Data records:
━━━━━━━━

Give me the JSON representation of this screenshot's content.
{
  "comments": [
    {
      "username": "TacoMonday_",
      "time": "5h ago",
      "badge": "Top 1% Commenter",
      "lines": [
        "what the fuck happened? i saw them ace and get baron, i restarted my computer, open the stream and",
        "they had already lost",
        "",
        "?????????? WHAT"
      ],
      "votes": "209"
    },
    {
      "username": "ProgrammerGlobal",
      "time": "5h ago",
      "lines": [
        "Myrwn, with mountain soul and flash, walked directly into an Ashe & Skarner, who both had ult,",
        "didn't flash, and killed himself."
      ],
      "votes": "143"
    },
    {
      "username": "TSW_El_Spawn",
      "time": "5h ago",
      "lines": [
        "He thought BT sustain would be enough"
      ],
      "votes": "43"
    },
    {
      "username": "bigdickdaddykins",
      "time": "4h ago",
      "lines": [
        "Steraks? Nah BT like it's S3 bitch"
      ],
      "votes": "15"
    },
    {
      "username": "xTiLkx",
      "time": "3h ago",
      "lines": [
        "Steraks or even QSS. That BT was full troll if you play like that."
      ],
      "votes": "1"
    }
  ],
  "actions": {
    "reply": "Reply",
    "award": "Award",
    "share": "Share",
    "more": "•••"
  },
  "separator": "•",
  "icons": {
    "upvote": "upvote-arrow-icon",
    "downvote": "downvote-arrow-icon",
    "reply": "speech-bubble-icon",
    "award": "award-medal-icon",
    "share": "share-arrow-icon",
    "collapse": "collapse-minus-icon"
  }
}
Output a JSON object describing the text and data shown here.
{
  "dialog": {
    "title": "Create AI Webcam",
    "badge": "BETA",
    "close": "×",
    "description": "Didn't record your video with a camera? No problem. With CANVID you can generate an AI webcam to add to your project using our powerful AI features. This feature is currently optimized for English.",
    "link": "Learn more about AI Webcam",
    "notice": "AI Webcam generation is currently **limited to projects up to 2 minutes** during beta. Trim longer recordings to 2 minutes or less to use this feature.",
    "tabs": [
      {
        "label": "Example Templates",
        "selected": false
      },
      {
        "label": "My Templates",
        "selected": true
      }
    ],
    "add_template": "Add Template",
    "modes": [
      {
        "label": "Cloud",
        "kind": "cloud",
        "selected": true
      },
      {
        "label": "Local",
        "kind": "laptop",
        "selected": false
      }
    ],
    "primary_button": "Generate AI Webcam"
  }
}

━━━━━━━━

Set task
Reproduce the full listing exactly.

Problem solution
Give me the JSON representation of this screenshot's content.
{
  "comments": [
    {
      "username": "TacoMonday_",
      "time": "5h ago",
      "badge": "Top 1% Commenter",
      "lines": [
        "what the fuck happened? i saw them ace and get baron, i restarted my computer, open the stream and",
        "they had already lost",
        "",
        "?????????? WHAT"
      ],
      "votes": "209"
    },
    {
      "username": "ProgrammerGlobal",
      "time": "5h ago",
      "lines": [
        "Myrwn, with mountain soul and flash, walked directly into an Ashe & Skarner, who both had ult,",
        "didn't flash, and killed himself."
      ],
      "votes": "143"
    },
    {
      "username": "TSW_El_Spawn",
      "time": "5h ago",
      "lines": [
        "He thought BT sustain would be enough"
      ],
      "votes": "43"
    },
    {
      "username": "bigdickdaddykins",
      "time": "4h ago",
      "lines": [
        "Steraks? Nah BT like it's S3 bitch"
      ],
      "votes": "15"
    },
    {
      "username": "xTiLkx",
      "time": "3h ago",
      "lines": [
        "Steraks or even QSS. That BT was full troll if you play like that."
      ],
      "votes": "1"
    }
  ],
  "actions": {
    "reply": "Reply",
    "award": "Award",
    "share": "Share",
    "more": "•••"
  },
  "separator": "•",
  "icons": {
    "upvote": "upvote-arrow-icon",
    "downvote": "downvote-arrow-icon",
    "reply": "speech-bubble-icon",
    "award": "award-medal-icon",
    "share": "share-arrow-icon",
    "collapse": "collapse-minus-icon"
  }
}
Output a JSON object describing the text and data shown here.
{
  "dialog": {
    "title": "Create AI Webcam",
    "badge": "BETA",
    "close": "×",
    "description": "Didn't record your video with a camera? No problem. With CANVID you can generate an AI webcam to add to your project using our powerful AI features. This feature is currently optimized for English.",
    "link": "Learn more about AI Webcam",
    "notice": "AI Webcam generation is currently **limited to projects up to 2 minutes** during beta. Trim longer recordings to 2 minutes or less to use this feature.",
    "tabs": [
      {
        "label": "Example Templates",
        "selected": false
      },
      {
        "label": "My Templates",
        "selected": true
      }
    ],
    "add_template": "Add Template",
    "modes": [
      {
        "label": "Cloud",
        "kind": "cloud",
        "selected": true
      },
      {
        "label": "Local",
        "kind": "laptop",
        "selected": false
      }
    ],
    "primary_button": "Generate AI Webcam"
  }
}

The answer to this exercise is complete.